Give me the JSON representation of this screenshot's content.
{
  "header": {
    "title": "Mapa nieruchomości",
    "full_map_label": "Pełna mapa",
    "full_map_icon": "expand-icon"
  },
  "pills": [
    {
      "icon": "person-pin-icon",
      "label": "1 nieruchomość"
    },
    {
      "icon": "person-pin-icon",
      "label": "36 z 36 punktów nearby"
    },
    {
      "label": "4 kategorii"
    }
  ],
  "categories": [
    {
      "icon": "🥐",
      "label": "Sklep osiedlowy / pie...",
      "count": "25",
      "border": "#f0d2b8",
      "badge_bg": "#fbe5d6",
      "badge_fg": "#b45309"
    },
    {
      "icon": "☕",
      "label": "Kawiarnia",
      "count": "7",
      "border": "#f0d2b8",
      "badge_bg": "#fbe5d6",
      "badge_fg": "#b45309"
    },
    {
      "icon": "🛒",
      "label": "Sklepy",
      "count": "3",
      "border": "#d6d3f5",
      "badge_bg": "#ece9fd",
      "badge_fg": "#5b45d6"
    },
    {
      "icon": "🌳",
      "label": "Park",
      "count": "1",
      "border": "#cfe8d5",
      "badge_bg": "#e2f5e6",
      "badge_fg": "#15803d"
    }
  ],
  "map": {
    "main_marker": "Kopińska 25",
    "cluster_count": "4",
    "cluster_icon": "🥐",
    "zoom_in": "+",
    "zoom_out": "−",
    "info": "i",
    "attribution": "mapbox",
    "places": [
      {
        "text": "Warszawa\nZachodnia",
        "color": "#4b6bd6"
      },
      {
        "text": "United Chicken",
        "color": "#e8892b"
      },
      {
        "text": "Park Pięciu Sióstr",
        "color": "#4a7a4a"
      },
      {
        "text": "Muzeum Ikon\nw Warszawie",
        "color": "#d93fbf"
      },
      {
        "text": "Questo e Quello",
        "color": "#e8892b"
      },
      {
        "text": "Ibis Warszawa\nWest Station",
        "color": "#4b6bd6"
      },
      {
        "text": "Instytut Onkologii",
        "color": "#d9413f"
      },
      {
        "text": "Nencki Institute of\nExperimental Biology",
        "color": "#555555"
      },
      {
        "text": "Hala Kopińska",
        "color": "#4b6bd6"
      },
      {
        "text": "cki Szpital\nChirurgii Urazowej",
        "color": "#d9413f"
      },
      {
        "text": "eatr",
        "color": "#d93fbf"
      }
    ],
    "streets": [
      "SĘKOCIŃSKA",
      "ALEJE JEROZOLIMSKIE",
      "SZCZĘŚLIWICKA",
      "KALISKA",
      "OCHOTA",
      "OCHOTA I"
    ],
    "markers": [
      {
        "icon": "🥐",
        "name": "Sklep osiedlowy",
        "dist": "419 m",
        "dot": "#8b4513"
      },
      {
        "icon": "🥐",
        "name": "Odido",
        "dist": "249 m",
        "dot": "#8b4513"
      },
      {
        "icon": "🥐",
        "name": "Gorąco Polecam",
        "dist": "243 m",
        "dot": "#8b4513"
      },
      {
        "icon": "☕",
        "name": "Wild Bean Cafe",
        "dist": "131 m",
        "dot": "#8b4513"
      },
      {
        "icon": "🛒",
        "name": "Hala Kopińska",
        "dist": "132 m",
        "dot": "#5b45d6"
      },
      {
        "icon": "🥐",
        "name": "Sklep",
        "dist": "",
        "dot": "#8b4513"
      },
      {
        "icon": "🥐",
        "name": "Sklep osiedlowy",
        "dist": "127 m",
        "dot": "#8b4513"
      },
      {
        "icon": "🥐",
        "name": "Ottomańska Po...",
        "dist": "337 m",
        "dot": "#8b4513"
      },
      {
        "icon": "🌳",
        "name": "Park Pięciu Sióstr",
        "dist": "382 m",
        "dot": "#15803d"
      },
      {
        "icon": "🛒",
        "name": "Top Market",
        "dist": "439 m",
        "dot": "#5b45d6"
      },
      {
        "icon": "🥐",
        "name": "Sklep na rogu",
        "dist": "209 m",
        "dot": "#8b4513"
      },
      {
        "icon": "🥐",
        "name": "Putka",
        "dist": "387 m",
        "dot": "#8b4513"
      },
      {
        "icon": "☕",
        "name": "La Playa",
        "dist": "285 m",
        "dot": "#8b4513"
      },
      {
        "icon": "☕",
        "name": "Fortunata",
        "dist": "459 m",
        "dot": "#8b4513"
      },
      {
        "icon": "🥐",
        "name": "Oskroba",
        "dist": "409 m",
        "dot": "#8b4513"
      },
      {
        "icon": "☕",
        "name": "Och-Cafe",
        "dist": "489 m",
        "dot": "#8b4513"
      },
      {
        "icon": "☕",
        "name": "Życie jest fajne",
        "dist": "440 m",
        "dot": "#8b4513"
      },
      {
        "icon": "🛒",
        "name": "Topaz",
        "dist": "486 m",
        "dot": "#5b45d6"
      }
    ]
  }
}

- _TASK INSTRUCTIONS_:
Gather each line that holds "Hala".

- _WRITTEN RESPONSE_:
        "text": "Hala Kopińska",
        "name": "Hala Kopińska",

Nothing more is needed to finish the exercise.